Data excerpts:
+ + +

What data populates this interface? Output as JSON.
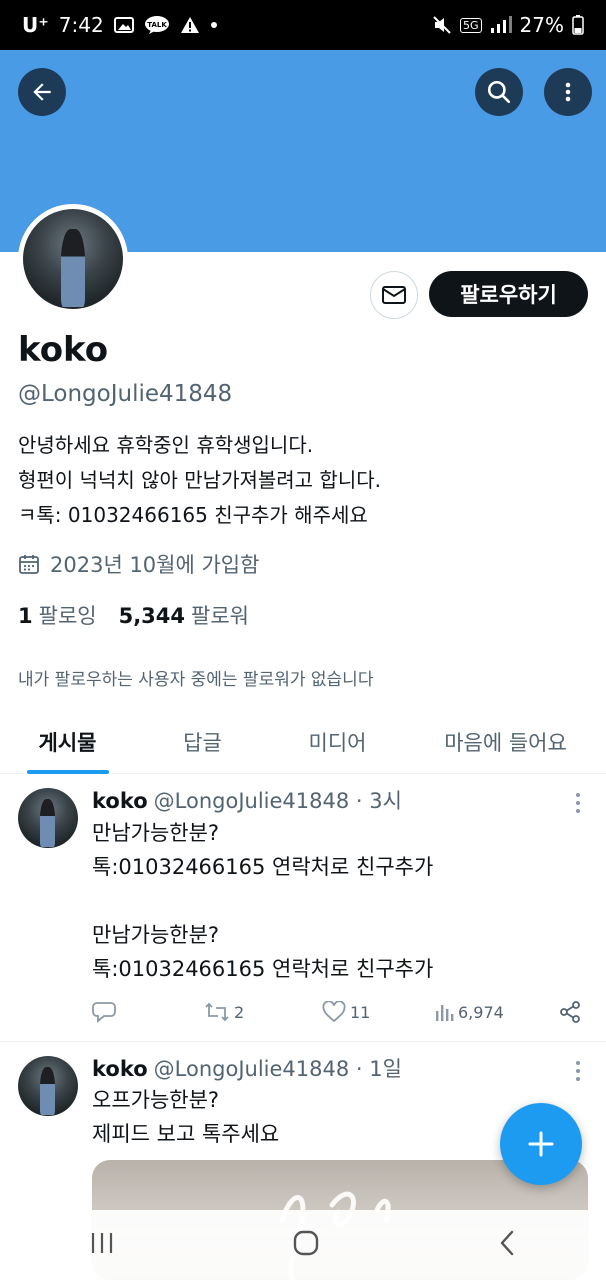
{
  "status_bar": {
    "carrier": "U⁺",
    "time": "7:42",
    "talk_label": "TALK",
    "network": "5G",
    "battery": "27%"
  },
  "profile": {
    "display_name": "koko",
    "handle": "@LongoJulie41848",
    "bio": "안녕하세요 휴학중인 휴학생입니다.\n형편이 넉넉치 않아 만남가져볼려고 합니다.\nㅋ톡: 01032466165 친구추가 해주세요",
    "joined": "2023년 10월에 가입함",
    "following_count": "1",
    "following_label": "팔로잉",
    "followers_count": "5,344",
    "followers_label": "팔로워",
    "mutual_note": "내가 팔로우하는 사용자 중에는 팔로워가 없습니다",
    "follow_button": "팔로우하기"
  },
  "tabs": [
    {
      "label": "게시물",
      "active": true
    },
    {
      "label": "답글",
      "active": false
    },
    {
      "label": "미디어",
      "active": false
    },
    {
      "label": "마음에 들어요",
      "active": false
    }
  ],
  "tweets": [
    {
      "name": "koko",
      "handle": "@LongoJulie41848",
      "sep": "·",
      "time": "3시",
      "text": "만남가능한분?\n톡:01032466165 연락처로 친구추가\n\n만남가능한분?\n톡:01032466165 연락처로 친구추가",
      "reposts": "2",
      "likes": "11",
      "views": "6,974"
    },
    {
      "name": "koko",
      "handle": "@LongoJulie41848",
      "sep": "·",
      "time": "1일",
      "text": "오프가능한분?\n제피드 보고 톡주세요"
    }
  ],
  "colors": {
    "banner": "#4a9be6",
    "accent": "#1d9bf0",
    "follow_button": "#0f1419"
  }
}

+ + +

WHAT TO PRODUCE:
Every record is to be reproduced exactly, with no pictures included.

RESULT:
What data populates this interface? Output as JSON.
{
  "status_bar": {
    "carrier": "U⁺",
    "time": "7:42",
    "talk_label": "TALK",
    "network": "5G",
    "battery": "27%"
  },
  "profile": {
    "display_name": "koko",
    "handle": "@LongoJulie41848",
    "bio": "안녕하세요 휴학중인 휴학생입니다.\n형편이 넉넉치 않아 만남가져볼려고 합니다.\nㅋ톡: 01032466165 친구추가 해주세요",
    "joined": "2023년 10월에 가입함",
    "following_count": "1",
    "following_label": "팔로잉",
    "followers_count": "5,344",
    "followers_label": "팔로워",
    "mutual_note": "내가 팔로우하는 사용자 중에는 팔로워가 없습니다",
    "follow_button": "팔로우하기"
  },
  "tabs": [
    {
      "label": "게시물",
      "active": true
    },
    {
      "label": "답글",
      "active": false
    },
    {
      "label": "미디어",
      "active": false
    },
    {
      "label": "마음에 들어요",
      "active": false
    }
  ],
  "tweets": [
    {
      "name": "koko",
      "handle": "@LongoJulie41848",
      "sep": "·",
      "time": "3시",
      "text": "만남가능한분?\n톡:01032466165 연락처로 친구추가\n\n만남가능한분?\n톡:01032466165 연락처로 친구추가",
      "reposts": "2",
      "likes": "11",
      "views": "6,974"
    },
    {
      "name": "koko",
      "handle": "@LongoJulie41848",
      "sep": "·",
      "time": "1일",
      "text": "오프가능한분?\n제피드 보고 톡주세요"
    }
  ],
  "colors": {
    "banner": "#4a9be6",
    "accent": "#1d9bf0",
    "follow_button": "#0f1419"
  }
}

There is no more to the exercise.